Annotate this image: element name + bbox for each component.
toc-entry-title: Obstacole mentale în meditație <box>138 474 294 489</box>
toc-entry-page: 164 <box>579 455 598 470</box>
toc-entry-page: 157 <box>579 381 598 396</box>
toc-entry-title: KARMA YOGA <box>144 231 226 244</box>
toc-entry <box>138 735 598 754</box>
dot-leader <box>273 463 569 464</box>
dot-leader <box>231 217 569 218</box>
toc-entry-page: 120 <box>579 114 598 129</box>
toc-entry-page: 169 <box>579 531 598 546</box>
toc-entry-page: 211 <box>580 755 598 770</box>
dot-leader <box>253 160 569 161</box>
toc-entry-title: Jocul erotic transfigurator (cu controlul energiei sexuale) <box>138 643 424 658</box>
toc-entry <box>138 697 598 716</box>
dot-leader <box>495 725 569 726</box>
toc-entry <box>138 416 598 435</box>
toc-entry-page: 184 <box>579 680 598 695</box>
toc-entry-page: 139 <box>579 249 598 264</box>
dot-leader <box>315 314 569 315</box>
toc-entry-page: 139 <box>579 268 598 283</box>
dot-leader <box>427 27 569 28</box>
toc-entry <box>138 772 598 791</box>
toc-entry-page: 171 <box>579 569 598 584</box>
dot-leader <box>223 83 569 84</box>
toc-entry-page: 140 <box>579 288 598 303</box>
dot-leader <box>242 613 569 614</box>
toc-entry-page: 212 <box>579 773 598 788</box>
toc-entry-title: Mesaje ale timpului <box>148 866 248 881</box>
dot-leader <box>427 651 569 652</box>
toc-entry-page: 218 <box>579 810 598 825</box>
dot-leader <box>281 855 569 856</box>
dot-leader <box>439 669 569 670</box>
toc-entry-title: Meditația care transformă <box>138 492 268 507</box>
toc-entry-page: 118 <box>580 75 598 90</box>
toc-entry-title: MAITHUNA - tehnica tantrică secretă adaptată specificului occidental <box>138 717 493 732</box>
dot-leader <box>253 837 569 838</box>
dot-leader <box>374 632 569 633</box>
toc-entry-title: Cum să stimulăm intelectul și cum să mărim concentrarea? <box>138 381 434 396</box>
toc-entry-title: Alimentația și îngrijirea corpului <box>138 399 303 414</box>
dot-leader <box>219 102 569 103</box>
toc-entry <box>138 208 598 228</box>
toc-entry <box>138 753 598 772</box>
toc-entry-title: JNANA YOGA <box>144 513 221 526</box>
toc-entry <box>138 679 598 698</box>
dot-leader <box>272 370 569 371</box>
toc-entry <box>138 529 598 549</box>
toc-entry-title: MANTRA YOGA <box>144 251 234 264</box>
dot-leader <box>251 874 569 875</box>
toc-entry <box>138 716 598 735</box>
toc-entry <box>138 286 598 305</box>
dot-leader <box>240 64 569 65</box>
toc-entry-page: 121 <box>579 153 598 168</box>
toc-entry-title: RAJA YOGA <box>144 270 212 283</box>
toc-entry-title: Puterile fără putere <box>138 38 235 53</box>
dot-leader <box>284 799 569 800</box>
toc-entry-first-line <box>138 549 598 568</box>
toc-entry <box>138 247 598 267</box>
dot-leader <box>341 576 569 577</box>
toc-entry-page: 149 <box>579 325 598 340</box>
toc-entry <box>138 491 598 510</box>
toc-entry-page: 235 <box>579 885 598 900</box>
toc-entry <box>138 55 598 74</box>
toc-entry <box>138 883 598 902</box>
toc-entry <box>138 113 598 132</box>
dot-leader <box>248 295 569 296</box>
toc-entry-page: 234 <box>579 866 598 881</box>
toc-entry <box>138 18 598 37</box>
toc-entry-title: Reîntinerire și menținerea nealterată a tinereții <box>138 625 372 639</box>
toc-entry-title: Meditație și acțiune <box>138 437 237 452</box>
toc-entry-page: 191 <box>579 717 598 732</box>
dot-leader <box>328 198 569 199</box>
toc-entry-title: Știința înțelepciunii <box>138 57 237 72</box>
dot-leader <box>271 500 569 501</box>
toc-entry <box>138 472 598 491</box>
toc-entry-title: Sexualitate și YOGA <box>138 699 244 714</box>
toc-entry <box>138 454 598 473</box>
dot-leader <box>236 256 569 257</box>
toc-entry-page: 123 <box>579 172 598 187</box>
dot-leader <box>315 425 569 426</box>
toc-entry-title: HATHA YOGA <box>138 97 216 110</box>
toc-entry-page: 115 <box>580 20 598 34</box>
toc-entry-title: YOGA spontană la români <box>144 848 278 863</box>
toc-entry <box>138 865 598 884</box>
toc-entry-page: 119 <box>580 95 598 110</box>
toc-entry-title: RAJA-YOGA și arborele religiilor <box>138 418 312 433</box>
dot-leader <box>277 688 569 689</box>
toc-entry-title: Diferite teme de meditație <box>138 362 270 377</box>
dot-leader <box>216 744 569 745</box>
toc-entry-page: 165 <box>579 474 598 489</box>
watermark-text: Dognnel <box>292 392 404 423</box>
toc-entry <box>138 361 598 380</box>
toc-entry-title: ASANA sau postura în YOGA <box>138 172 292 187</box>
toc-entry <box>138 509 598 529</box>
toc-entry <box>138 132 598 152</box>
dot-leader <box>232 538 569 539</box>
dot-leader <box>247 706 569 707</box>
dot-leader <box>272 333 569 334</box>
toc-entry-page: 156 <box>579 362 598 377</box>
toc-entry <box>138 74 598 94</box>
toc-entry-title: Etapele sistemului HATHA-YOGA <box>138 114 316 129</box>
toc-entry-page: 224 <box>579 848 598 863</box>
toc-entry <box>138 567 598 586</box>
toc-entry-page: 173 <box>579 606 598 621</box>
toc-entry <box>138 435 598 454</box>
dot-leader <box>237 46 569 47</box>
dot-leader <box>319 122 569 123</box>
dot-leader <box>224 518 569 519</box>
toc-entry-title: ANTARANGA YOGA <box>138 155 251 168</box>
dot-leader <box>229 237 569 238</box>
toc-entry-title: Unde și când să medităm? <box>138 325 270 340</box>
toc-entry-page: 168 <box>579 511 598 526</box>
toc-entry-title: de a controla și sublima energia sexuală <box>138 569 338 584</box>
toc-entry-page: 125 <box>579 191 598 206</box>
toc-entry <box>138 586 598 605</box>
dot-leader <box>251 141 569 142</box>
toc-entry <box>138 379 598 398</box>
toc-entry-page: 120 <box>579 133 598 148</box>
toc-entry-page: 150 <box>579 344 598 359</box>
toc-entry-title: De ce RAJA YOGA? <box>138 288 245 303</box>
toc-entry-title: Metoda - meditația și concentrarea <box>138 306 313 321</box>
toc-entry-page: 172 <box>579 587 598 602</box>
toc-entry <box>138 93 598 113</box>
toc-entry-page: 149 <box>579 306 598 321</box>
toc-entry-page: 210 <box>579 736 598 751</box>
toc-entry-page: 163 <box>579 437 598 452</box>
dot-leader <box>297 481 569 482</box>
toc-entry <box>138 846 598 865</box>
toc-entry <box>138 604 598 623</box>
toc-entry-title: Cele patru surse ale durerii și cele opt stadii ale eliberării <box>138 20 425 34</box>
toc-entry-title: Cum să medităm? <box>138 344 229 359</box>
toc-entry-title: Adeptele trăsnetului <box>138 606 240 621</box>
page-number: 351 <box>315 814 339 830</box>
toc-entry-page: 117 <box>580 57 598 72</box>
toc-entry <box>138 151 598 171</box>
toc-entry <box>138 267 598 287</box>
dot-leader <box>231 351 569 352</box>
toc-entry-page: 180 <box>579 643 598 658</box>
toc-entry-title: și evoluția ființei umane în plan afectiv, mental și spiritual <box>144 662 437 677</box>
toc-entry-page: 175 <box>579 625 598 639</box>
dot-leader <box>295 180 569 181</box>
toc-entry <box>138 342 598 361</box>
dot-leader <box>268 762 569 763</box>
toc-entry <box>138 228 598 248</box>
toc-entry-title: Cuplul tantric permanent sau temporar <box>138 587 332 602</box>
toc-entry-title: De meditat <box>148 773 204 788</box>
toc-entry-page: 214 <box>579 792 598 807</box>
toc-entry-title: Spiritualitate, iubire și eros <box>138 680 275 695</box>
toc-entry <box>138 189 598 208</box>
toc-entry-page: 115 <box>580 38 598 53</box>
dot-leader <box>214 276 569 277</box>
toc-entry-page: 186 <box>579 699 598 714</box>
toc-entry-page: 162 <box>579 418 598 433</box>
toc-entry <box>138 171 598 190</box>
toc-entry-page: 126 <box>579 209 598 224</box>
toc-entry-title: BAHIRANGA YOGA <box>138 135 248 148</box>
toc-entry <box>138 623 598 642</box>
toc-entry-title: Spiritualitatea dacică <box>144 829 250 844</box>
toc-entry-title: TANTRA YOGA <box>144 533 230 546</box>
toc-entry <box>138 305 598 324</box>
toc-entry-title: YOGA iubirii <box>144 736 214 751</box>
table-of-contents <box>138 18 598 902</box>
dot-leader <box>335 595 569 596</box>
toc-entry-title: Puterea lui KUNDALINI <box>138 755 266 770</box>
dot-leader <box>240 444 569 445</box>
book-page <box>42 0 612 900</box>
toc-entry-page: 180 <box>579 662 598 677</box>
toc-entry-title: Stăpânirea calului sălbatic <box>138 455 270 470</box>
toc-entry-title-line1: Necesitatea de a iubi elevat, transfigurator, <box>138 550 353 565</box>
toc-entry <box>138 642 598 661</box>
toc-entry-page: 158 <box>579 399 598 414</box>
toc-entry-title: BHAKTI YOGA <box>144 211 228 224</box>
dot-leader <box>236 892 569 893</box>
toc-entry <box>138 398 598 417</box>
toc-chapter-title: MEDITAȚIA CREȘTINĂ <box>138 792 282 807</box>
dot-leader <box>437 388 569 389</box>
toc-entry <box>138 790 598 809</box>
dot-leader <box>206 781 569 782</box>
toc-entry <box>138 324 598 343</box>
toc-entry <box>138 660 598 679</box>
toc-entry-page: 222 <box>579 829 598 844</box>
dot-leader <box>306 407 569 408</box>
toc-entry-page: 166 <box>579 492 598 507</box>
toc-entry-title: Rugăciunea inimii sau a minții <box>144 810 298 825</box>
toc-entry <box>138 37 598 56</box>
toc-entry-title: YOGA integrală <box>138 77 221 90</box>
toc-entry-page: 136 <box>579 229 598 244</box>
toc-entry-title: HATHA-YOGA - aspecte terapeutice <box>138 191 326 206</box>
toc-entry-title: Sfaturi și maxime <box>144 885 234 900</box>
****
● Task goal
Copy the data word for word, everything from the very start down to the line containing "dot-leader <box>273 463 569 464</box>", with that line included.

● Response for this exercise
Annotate this image: element name + bbox for each component.
toc-entry-title: Obstacole mentale în meditație <box>138 474 294 489</box>
toc-entry-page: 164 <box>579 455 598 470</box>
toc-entry-page: 157 <box>579 381 598 396</box>
toc-entry-title: KARMA YOGA <box>144 231 226 244</box>
toc-entry <box>138 735 598 754</box>
dot-leader <box>273 463 569 464</box>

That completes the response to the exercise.